__PROVIDED DATA__.
# # # # # # #

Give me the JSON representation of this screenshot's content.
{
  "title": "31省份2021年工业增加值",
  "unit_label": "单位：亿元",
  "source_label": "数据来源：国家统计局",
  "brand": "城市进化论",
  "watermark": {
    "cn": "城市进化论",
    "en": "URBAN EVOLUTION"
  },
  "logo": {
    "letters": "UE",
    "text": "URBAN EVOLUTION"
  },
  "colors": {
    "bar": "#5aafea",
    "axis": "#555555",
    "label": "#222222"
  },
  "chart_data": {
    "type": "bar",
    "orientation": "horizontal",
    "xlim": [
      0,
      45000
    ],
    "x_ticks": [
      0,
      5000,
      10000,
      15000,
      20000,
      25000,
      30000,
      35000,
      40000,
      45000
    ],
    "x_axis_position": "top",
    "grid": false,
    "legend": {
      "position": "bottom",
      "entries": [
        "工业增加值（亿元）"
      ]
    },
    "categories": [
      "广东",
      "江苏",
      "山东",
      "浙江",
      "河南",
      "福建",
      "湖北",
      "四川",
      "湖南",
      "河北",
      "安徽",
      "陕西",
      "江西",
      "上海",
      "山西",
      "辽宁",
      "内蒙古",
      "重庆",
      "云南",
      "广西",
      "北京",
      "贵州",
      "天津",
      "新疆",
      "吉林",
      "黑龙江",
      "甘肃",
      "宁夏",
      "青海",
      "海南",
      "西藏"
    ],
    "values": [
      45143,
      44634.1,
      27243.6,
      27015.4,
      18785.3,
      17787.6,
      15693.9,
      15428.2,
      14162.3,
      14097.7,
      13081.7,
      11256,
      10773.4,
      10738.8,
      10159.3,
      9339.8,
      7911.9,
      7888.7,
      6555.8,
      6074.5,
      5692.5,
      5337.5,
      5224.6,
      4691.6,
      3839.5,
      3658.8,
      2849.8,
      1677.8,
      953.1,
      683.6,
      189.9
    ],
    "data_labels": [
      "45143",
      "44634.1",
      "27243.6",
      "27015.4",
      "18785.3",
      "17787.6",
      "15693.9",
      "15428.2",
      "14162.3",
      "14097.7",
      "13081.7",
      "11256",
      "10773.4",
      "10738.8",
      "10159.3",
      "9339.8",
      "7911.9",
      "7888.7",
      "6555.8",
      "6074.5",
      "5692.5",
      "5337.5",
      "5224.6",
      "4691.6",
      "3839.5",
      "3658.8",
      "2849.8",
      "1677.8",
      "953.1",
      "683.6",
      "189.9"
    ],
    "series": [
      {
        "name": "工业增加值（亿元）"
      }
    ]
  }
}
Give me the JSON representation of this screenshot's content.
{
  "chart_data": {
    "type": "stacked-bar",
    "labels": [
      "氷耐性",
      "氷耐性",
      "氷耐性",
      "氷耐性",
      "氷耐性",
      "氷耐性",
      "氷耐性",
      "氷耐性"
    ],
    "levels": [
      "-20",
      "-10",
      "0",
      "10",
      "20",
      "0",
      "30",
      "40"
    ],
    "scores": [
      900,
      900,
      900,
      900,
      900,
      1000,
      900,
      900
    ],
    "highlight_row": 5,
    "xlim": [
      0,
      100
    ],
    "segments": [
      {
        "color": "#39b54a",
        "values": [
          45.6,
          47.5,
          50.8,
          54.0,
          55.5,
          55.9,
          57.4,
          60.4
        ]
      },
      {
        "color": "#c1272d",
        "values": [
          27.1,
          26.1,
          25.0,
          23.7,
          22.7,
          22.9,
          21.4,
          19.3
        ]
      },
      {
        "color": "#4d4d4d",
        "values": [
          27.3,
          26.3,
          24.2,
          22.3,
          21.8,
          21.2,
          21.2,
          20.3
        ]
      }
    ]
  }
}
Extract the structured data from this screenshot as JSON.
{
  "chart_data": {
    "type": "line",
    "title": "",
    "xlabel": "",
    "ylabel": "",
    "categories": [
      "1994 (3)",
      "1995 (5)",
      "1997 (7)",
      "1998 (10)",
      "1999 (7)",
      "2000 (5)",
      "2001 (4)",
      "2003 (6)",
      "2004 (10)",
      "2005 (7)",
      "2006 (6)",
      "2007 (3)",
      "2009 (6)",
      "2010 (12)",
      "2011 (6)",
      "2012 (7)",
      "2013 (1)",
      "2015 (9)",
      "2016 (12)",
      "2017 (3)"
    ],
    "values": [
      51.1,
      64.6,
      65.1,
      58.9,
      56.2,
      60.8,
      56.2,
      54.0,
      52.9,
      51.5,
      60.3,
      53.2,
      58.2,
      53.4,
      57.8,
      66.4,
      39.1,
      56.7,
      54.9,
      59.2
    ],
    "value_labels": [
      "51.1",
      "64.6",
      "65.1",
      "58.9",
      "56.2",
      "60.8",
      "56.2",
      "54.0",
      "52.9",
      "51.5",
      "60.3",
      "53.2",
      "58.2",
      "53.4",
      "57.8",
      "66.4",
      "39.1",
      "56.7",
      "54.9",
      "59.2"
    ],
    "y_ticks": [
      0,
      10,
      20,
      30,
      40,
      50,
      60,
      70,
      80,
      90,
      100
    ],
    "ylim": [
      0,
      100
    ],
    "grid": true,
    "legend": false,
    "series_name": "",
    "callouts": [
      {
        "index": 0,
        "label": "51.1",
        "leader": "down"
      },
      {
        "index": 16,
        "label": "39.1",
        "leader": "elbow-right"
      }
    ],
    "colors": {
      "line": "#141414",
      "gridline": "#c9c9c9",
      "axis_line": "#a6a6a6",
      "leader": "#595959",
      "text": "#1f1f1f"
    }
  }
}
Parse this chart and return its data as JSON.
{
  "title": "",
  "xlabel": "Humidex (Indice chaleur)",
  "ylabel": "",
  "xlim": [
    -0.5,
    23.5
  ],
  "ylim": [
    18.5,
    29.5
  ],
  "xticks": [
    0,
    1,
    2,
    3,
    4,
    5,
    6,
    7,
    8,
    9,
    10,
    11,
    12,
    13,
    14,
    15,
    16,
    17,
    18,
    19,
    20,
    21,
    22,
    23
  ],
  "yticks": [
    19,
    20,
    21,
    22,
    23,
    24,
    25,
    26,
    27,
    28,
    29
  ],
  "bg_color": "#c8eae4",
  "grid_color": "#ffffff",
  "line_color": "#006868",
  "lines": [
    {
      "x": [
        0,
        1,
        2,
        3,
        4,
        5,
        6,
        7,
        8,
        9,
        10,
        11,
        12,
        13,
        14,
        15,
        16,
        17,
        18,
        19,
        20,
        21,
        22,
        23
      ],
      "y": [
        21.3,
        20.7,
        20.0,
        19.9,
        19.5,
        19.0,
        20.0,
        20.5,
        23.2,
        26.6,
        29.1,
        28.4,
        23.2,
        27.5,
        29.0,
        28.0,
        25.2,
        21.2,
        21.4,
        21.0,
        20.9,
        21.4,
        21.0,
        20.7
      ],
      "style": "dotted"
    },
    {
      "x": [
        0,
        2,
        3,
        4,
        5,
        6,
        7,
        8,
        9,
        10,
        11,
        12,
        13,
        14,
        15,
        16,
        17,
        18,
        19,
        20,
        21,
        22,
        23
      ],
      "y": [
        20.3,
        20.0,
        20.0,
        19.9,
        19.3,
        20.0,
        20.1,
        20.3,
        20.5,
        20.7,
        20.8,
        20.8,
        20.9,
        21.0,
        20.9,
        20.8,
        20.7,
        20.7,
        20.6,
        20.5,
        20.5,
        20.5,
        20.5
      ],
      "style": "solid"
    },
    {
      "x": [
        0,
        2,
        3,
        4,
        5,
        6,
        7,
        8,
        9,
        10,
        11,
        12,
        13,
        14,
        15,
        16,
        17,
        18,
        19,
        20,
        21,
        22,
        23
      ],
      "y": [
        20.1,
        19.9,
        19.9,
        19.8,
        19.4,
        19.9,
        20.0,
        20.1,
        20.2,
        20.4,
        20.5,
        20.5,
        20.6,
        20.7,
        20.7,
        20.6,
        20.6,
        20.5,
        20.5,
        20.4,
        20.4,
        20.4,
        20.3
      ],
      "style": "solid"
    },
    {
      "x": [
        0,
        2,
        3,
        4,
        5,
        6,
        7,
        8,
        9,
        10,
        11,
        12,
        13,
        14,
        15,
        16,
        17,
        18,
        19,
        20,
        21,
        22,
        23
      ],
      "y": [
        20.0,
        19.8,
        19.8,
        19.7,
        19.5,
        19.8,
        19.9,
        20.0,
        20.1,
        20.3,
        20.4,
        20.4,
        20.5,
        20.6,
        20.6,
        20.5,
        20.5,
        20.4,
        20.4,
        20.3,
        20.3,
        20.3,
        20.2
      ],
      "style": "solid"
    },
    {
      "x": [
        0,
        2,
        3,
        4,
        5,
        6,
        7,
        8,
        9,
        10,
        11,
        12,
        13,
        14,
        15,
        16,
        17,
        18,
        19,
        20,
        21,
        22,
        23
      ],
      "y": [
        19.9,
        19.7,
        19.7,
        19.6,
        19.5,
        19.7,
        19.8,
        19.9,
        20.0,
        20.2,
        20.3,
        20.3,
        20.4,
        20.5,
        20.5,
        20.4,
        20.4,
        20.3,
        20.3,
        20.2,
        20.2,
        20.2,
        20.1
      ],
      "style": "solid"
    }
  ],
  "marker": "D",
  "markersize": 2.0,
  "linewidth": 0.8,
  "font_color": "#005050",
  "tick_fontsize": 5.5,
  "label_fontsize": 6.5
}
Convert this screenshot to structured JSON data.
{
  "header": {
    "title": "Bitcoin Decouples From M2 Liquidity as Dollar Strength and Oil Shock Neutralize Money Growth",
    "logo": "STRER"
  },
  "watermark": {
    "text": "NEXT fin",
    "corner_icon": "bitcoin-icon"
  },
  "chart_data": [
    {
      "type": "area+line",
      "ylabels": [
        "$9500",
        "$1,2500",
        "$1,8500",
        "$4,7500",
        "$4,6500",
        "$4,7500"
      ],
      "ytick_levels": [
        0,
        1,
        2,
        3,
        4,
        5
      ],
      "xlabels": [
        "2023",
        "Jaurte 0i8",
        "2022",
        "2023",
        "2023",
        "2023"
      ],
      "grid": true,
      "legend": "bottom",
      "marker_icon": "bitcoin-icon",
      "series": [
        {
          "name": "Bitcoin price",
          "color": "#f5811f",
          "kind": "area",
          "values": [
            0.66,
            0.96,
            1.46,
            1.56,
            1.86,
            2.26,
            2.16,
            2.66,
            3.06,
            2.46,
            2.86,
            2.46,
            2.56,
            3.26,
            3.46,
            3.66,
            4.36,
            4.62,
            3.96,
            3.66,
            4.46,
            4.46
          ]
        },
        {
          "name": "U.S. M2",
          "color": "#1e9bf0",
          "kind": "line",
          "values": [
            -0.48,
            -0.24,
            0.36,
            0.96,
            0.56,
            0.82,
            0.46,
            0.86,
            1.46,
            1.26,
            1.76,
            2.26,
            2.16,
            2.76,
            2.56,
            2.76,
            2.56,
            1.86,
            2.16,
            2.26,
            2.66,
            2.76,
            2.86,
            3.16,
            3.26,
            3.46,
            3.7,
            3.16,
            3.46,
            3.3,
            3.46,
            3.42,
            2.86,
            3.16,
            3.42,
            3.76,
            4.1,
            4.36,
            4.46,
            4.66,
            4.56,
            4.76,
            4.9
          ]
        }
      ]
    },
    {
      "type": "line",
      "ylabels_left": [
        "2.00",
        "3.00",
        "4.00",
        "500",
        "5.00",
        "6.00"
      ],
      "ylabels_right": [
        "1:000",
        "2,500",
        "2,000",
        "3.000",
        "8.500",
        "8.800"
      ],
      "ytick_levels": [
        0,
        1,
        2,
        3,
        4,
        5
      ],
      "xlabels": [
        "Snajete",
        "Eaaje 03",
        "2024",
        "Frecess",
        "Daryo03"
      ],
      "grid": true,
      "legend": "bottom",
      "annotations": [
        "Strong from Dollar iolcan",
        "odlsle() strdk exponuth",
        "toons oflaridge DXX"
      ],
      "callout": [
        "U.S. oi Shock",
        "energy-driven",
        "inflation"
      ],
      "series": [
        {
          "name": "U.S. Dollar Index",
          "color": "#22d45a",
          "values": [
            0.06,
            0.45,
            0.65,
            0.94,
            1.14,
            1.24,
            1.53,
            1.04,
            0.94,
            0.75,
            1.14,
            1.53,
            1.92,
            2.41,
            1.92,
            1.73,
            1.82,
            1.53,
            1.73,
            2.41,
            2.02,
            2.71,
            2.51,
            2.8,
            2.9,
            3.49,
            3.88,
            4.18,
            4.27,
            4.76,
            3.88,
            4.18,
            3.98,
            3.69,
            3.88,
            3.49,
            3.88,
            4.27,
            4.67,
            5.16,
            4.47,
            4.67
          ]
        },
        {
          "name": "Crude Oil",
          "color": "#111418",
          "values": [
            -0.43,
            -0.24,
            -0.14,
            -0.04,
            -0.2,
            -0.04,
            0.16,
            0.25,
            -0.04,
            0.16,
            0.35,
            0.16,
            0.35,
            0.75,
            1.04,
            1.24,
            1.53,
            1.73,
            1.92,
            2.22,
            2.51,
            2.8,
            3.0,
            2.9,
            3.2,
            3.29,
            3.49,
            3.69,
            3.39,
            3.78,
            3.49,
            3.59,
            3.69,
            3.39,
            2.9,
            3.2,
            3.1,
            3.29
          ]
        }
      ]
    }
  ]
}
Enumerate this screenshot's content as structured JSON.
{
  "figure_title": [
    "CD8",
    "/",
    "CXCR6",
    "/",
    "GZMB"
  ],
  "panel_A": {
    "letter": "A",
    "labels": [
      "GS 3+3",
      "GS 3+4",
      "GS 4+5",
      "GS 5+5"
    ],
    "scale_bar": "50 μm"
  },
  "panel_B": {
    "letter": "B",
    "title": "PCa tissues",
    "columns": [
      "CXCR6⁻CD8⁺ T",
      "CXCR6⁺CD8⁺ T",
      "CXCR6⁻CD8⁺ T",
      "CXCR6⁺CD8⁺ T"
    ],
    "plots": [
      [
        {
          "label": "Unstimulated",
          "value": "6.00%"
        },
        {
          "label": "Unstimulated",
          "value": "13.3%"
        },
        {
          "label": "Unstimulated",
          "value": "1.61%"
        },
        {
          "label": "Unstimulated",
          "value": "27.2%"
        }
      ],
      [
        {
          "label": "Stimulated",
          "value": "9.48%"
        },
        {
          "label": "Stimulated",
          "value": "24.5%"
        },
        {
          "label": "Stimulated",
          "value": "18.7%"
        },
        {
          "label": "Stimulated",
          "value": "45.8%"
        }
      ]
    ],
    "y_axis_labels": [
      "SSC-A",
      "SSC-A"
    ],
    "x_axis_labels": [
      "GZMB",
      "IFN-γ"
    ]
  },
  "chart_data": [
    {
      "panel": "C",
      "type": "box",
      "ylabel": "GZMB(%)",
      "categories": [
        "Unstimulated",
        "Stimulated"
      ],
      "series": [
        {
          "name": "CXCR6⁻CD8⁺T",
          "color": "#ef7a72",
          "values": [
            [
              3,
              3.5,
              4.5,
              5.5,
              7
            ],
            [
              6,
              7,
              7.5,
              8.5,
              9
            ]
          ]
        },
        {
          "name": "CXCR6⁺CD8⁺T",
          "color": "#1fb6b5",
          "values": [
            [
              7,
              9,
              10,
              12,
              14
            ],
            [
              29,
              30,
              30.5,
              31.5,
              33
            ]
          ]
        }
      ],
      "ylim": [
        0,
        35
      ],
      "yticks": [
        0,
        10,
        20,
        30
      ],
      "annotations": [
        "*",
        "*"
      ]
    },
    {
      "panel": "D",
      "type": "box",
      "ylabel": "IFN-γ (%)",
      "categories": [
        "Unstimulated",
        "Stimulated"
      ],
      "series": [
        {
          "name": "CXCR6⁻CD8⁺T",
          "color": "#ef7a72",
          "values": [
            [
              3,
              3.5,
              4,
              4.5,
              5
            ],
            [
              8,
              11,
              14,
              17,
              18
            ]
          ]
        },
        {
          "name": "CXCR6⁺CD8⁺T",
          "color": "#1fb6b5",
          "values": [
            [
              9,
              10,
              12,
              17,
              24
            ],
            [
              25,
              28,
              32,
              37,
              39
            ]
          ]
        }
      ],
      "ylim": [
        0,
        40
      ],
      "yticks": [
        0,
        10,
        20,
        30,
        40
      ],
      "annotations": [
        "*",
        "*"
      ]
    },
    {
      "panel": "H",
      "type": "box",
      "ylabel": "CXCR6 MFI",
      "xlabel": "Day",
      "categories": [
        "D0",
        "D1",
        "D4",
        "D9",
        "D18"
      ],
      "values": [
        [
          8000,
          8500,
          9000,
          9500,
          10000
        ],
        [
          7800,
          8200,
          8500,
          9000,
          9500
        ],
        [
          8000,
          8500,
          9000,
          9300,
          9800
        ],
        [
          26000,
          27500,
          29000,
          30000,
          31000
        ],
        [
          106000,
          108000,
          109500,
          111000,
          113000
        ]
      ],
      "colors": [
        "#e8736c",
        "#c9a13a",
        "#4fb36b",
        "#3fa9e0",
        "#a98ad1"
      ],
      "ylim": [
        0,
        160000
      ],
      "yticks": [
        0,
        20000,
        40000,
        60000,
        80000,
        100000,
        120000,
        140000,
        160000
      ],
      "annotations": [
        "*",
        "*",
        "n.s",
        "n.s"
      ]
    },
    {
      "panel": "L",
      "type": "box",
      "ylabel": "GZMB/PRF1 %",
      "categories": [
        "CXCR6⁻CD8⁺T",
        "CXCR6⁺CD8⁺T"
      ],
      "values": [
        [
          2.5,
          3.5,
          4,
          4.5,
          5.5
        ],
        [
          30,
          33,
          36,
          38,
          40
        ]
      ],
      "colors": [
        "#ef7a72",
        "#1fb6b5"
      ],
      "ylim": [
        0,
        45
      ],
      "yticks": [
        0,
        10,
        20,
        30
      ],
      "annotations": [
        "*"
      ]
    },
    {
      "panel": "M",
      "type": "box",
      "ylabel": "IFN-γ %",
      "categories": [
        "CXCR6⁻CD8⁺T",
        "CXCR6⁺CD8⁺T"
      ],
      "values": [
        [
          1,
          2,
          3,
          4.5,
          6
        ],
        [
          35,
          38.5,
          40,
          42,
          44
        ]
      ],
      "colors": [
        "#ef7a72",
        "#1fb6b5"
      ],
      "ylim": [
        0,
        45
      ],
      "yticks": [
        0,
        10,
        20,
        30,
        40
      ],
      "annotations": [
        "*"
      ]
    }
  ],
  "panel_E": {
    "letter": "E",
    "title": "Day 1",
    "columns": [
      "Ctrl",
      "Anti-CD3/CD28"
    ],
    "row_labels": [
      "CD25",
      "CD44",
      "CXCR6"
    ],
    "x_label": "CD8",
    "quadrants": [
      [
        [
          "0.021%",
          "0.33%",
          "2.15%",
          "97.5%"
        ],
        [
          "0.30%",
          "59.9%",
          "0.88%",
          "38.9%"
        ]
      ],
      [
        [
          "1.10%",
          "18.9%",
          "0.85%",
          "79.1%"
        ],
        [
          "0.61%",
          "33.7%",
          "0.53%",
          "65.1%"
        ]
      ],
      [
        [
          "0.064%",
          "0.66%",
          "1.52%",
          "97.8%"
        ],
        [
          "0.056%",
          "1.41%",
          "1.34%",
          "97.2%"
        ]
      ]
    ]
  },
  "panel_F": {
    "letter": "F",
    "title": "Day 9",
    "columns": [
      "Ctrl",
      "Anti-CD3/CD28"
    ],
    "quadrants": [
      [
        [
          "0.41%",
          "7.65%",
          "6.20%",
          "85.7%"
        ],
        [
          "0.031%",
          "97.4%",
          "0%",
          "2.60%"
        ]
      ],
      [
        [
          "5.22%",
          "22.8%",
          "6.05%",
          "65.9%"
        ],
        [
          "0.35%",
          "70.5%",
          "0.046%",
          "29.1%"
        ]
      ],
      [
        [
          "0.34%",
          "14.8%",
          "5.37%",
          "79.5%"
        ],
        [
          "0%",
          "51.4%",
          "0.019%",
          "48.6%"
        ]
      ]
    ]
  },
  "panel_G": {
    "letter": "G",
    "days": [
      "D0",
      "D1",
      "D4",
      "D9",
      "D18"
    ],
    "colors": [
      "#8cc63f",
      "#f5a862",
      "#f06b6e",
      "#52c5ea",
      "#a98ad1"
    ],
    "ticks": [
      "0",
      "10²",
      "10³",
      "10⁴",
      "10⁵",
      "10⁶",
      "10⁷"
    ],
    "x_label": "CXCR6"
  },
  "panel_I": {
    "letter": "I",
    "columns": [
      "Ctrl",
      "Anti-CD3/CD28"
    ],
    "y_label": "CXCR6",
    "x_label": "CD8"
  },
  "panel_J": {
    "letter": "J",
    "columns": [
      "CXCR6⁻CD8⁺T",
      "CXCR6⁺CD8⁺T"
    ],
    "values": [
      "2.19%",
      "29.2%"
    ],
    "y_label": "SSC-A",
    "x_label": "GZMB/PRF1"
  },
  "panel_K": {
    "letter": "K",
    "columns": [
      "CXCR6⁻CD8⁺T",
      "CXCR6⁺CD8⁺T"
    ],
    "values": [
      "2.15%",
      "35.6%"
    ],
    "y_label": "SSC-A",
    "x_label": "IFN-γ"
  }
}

# # # # # # #

__THE TASK__. Return every line in the listing that contains the word "legend".

__EXERCISE OUTPUT__.
    "legend": {
    "legend": false,
      "legend": "bottom",
      "legend": "bottom",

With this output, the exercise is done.